* [What the task asks]
Starting with the first line, output the data exactly through to the end.

* [Information]
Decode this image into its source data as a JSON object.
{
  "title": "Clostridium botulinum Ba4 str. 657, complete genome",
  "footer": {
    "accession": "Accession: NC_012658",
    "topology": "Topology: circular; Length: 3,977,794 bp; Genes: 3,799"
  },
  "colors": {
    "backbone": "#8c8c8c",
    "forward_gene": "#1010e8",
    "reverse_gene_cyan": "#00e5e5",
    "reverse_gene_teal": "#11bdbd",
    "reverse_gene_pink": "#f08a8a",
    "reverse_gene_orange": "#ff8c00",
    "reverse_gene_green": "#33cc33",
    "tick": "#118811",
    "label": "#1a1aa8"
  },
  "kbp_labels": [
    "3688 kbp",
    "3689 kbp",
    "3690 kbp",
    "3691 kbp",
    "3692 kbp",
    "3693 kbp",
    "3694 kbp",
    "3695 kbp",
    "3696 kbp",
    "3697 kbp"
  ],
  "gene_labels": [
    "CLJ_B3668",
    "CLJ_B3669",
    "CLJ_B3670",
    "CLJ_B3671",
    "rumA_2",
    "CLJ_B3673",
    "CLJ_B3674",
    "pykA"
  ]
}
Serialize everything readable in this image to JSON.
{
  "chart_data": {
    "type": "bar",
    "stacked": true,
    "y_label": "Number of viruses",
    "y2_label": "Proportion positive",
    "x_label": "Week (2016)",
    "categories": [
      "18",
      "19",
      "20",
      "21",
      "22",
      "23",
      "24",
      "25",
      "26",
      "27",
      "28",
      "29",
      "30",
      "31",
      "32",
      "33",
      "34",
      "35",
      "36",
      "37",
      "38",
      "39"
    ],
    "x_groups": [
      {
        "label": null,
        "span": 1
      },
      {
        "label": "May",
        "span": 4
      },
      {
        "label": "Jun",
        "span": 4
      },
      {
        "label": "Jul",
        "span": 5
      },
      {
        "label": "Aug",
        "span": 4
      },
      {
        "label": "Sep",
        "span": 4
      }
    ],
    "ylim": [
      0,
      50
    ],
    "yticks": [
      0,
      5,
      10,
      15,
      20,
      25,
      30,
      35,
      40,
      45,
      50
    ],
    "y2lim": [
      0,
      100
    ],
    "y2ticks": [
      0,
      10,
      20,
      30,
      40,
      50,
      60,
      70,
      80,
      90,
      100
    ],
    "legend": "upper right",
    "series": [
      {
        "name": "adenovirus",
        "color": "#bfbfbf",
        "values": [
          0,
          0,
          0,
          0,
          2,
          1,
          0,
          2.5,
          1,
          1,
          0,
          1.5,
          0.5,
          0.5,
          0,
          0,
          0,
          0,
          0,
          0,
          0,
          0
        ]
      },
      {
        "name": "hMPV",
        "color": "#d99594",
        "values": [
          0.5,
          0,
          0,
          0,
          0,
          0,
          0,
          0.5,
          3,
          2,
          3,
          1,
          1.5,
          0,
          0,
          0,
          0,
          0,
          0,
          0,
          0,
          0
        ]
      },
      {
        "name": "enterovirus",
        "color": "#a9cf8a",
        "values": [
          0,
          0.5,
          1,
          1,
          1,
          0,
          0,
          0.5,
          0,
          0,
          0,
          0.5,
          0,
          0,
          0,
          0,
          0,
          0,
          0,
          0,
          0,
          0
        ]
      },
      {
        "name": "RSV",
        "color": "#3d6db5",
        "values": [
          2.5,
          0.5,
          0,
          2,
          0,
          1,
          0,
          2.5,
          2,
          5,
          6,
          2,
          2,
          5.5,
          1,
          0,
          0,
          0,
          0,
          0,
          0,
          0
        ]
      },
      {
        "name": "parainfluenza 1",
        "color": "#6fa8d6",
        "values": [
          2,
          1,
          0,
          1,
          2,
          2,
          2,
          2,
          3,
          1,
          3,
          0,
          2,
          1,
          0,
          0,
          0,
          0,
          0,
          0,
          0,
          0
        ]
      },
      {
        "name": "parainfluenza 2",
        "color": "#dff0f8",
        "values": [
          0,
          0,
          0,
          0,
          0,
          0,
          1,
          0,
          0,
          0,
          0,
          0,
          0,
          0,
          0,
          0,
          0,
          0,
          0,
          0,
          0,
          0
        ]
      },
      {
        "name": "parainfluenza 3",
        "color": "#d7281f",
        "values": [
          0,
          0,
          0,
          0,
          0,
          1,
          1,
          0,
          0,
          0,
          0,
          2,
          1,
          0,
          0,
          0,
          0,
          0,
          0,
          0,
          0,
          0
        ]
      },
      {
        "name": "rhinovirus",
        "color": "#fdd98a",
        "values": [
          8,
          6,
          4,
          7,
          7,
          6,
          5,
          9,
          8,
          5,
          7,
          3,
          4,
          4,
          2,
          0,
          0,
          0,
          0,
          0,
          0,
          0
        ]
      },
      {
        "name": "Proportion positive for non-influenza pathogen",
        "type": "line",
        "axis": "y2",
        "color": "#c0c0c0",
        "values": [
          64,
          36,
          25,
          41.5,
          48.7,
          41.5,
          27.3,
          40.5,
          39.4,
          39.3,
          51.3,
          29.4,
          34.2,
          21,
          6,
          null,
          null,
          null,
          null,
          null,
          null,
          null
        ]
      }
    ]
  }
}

* [Exercise result]
Decode this image into its source data as a JSON object.
{
  "title": "Clostridium botulinum Ba4 str. 657, complete genome",
  "footer": {
    "accession": "Accession: NC_012658",
    "topology": "Topology: circular; Length: 3,977,794 bp; Genes: 3,799"
  },
  "colors": {
    "backbone": "#8c8c8c",
    "forward_gene": "#1010e8",
    "reverse_gene_cyan": "#00e5e5",
    "reverse_gene_teal": "#11bdbd",
    "reverse_gene_pink": "#f08a8a",
    "reverse_gene_orange": "#ff8c00",
    "reverse_gene_green": "#33cc33",
    "tick": "#118811",
    "label": "#1a1aa8"
  },
  "kbp_labels": [
    "3688 kbp",
    "3689 kbp",
    "3690 kbp",
    "3691 kbp",
    "3692 kbp",
    "3693 kbp",
    "3694 kbp",
    "3695 kbp",
    "3696 kbp",
    "3697 kbp"
  ],
  "gene_labels": [
    "CLJ_B3668",
    "CLJ_B3669",
    "CLJ_B3670",
    "CLJ_B3671",
    "rumA_2",
    "CLJ_B3673",
    "CLJ_B3674",
    "pykA"
  ]
}
Serialize everything readable in this image to JSON.
{
  "chart_data": {
    "type": "bar",
    "stacked": true,
    "y_label": "Number of viruses",
    "y2_label": "Proportion positive",
    "x_label": "Week (2016)",
    "categories": [
      "18",
      "19",
      "20",
      "21",
      "22",
      "23",
      "24",
      "25",
      "26",
      "27",
      "28",
      "29",
      "30",
      "31",
      "32",
      "33",
      "34",
      "35",
      "36",
      "37",
      "38",
      "39"
    ],
    "x_groups": [
      {
        "label": null,
        "span": 1
      },
      {
        "label": "May",
        "span": 4
      },
      {
        "label": "Jun",
        "span": 4
      },
      {
        "label": "Jul",
        "span": 5
      },
      {
        "label": "Aug",
        "span": 4
      },
      {
        "label": "Sep",
        "span": 4
      }
    ],
    "ylim": [
      0,
      50
    ],
    "yticks": [
      0,
      5,
      10,
      15,
      20,
      25,
      30,
      35,
      40,
      45,
      50
    ],
    "y2lim": [
      0,
      100
    ],
    "y2ticks": [
      0,
      10,
      20,
      30,
      40,
      50,
      60,
      70,
      80,
      90,
      100
    ],
    "legend": "upper right",
    "series": [
      {
        "name": "adenovirus",
        "color": "#bfbfbf",
        "values": [
          0,
          0,
          0,
          0,
          2,
          1,
          0,
          2.5,
          1,
          1,
          0,
          1.5,
          0.5,
          0.5,
          0,
          0,
          0,
          0,
          0,
          0,
          0,
          0
        ]
      },
      {
        "name": "hMPV",
        "color": "#d99594",
        "values": [
          0.5,
          0,
          0,
          0,
          0,
          0,
          0,
          0.5,
          3,
          2,
          3,
          1,
          1.5,
          0,
          0,
          0,
          0,
          0,
          0,
          0,
          0,
          0
        ]
      },
      {
        "name": "enterovirus",
        "color": "#a9cf8a",
        "values": [
          0,
          0.5,
          1,
          1,
          1,
          0,
          0,
          0.5,
          0,
          0,
          0,
          0.5,
          0,
          0,
          0,
          0,
          0,
          0,
          0,
          0,
          0,
          0
        ]
      },
      {
        "name": "RSV",
        "color": "#3d6db5",
        "values": [
          2.5,
          0.5,
          0,
          2,
          0,
          1,
          0,
          2.5,
          2,
          5,
          6,
          2,
          2,
          5.5,
          1,
          0,
          0,
          0,
          0,
          0,
          0,
          0
        ]
      },
      {
        "name": "parainfluenza 1",
        "color": "#6fa8d6",
        "values": [
          2,
          1,
          0,
          1,
          2,
          2,
          2,
          2,
          3,
          1,
          3,
          0,
          2,
          1,
          0,
          0,
          0,
          0,
          0,
          0,
          0,
          0
        ]
      },
      {
        "name": "parainfluenza 2",
        "color": "#dff0f8",
        "values": [
          0,
          0,
          0,
          0,
          0,
          0,
          1,
          0,
          0,
          0,
          0,
          0,
          0,
          0,
          0,
          0,
          0,
          0,
          0,
          0,
          0,
          0
        ]
      },
      {
        "name": "parainfluenza 3",
        "color": "#d7281f",
        "values": [
          0,
          0,
          0,
          0,
          0,
          1,
          1,
          0,
          0,
          0,
          0,
          2,
          1,
          0,
          0,
          0,
          0,
          0,
          0,
          0,
          0,
          0
        ]
      },
      {
        "name": "rhinovirus",
        "color": "#fdd98a",
        "values": [
          8,
          6,
          4,
          7,
          7,
          6,
          5,
          9,
          8,
          5,
          7,
          3,
          4,
          4,
          2,
          0,
          0,
          0,
          0,
          0,
          0,
          0
        ]
      },
      {
        "name": "Proportion positive for non-influenza pathogen",
        "type": "line",
        "axis": "y2",
        "color": "#c0c0c0",
        "values": [
          64,
          36,
          25,
          41.5,
          48.7,
          41.5,
          27.3,
          40.5,
          39.4,
          39.3,
          51.3,
          29.4,
          34.2,
          21,
          6,
          null,
          null,
          null,
          null,
          null,
          null,
          null
        ]
      }
    ]
  }
}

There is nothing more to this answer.